→ **Exercise aim**
Pictures do not belong in the copy, so please give every entry below again exactly.

→ **Source material**

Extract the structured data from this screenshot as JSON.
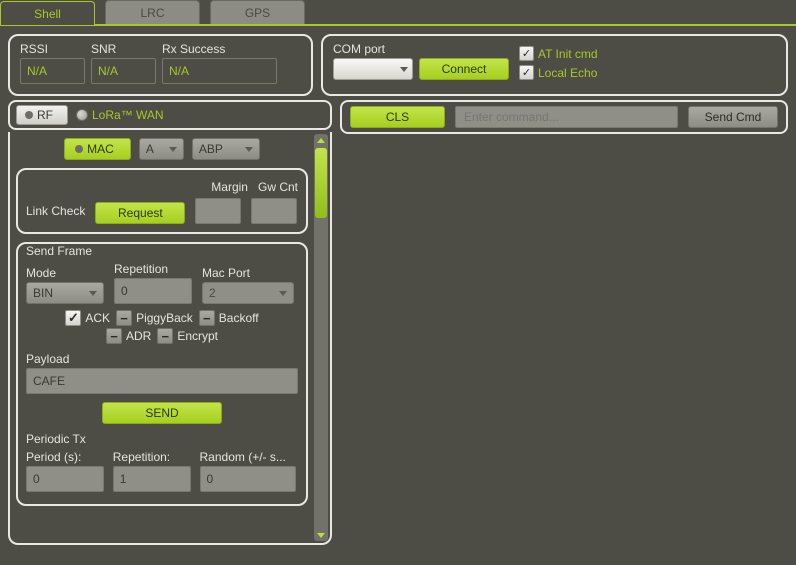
{
  "tabs": {
    "shell": "Shell",
    "lrc": "LRC",
    "gps": "GPS"
  },
  "stats": {
    "rssi_label": "RSSI",
    "rssi_value": "N/A",
    "snr_label": "SNR",
    "snr_value": "N/A",
    "rxsucc_label": "Rx Success",
    "rxsucc_value": "N/A"
  },
  "com": {
    "label": "COM port",
    "connect": "Connect",
    "atinit": "AT Init cmd",
    "localecho": "Local Echo"
  },
  "rf": {
    "rf": "RF",
    "lorawan": "LoRa™ WAN"
  },
  "mac": {
    "mac": "MAC",
    "class_sel": "A",
    "join_sel": "ABP"
  },
  "linkcheck": {
    "label": "Link Check",
    "request": "Request",
    "margin": "Margin",
    "gwcnt": "Gw Cnt"
  },
  "sendframe": {
    "title": "Send Frame",
    "mode_label": "Mode",
    "mode_value": "BIN",
    "rep_label": "Repetition",
    "rep_value": "0",
    "port_label": "Mac Port",
    "port_value": "2",
    "ack": "ACK",
    "piggy": "PiggyBack",
    "backoff": "Backoff",
    "adr": "ADR",
    "encrypt": "Encrypt",
    "payload_label": "Payload",
    "payload_value": "CAFE",
    "send": "SEND",
    "periodic_title": "Periodic Tx",
    "period_label": "Period (s):",
    "period_value": "0",
    "rep2_label": "Repetition:",
    "rep2_value": "1",
    "rand_label": "Random (+/- s...",
    "rand_value": "0"
  },
  "cmdbar": {
    "cls": "CLS",
    "placeholder": "Enter command...",
    "send": "Send Cmd"
  }
}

→ **Correct response**
Extract the structured data from this screenshot as JSON.
{
  "tabs": {
    "shell": "Shell",
    "lrc": "LRC",
    "gps": "GPS"
  },
  "stats": {
    "rssi_label": "RSSI",
    "rssi_value": "N/A",
    "snr_label": "SNR",
    "snr_value": "N/A",
    "rxsucc_label": "Rx Success",
    "rxsucc_value": "N/A"
  },
  "com": {
    "label": "COM port",
    "connect": "Connect",
    "atinit": "AT Init cmd",
    "localecho": "Local Echo"
  },
  "rf": {
    "rf": "RF",
    "lorawan": "LoRa™ WAN"
  },
  "mac": {
    "mac": "MAC",
    "class_sel": "A",
    "join_sel": "ABP"
  },
  "linkcheck": {
    "label": "Link Check",
    "request": "Request",
    "margin": "Margin",
    "gwcnt": "Gw Cnt"
  },
  "sendframe": {
    "title": "Send Frame",
    "mode_label": "Mode",
    "mode_value": "BIN",
    "rep_label": "Repetition",
    "rep_value": "0",
    "port_label": "Mac Port",
    "port_value": "2",
    "ack": "ACK",
    "piggy": "PiggyBack",
    "backoff": "Backoff",
    "adr": "ADR",
    "encrypt": "Encrypt",
    "payload_label": "Payload",
    "payload_value": "CAFE",
    "send": "SEND",
    "periodic_title": "Periodic Tx",
    "period_label": "Period (s):",
    "period_value": "0",
    "rep2_label": "Repetition:",
    "rep2_value": "1",
    "rand_label": "Random (+/- s...",
    "rand_value": "0"
  },
  "cmdbar": {
    "cls": "CLS",
    "placeholder": "Enter command...",
    "send": "Send Cmd"
  }
}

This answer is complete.